◆ **WHAT TO PRODUCE**
Copy each line with the word "voor" in it.

◆ **DATA**
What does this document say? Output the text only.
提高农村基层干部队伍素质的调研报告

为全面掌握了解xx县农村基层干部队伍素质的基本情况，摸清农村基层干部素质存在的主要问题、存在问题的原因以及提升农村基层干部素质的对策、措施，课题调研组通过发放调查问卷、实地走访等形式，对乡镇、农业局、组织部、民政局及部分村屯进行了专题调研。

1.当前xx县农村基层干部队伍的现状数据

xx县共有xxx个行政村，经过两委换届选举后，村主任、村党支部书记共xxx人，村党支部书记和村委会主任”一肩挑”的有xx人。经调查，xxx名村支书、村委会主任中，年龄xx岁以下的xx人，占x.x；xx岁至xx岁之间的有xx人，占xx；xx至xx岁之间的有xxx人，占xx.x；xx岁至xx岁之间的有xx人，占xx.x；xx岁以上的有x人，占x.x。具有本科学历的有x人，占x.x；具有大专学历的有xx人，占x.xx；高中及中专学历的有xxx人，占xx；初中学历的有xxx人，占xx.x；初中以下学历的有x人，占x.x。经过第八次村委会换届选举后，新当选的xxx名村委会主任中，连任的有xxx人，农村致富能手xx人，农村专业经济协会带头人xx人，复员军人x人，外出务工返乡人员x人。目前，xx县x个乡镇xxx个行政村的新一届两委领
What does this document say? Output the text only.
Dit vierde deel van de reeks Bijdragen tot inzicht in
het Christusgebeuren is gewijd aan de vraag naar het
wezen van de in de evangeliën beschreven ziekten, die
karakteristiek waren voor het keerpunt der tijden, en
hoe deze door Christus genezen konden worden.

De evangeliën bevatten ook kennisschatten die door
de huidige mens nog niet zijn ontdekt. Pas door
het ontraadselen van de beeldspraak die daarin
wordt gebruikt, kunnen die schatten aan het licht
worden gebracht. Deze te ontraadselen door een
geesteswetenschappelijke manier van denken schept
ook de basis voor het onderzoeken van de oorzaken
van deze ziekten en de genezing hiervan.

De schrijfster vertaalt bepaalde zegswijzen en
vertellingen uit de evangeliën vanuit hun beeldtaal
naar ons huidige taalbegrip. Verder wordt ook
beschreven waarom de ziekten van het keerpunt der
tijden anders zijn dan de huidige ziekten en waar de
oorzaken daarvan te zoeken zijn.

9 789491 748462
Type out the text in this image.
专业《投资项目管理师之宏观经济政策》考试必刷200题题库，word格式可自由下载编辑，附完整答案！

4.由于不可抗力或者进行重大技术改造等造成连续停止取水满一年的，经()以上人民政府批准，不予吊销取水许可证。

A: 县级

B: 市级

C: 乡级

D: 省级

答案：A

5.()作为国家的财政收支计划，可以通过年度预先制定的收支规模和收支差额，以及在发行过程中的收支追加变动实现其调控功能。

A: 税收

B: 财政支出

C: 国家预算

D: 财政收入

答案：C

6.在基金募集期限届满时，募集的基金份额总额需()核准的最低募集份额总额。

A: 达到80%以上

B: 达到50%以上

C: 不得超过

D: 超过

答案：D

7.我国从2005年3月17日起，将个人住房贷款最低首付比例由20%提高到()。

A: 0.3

◆ **ANSWER TO THIS EXERCISE**
karakteristiek waren voor het keerpunt der tijden, en
ook de basis voor het onderzoeken van de oorzaken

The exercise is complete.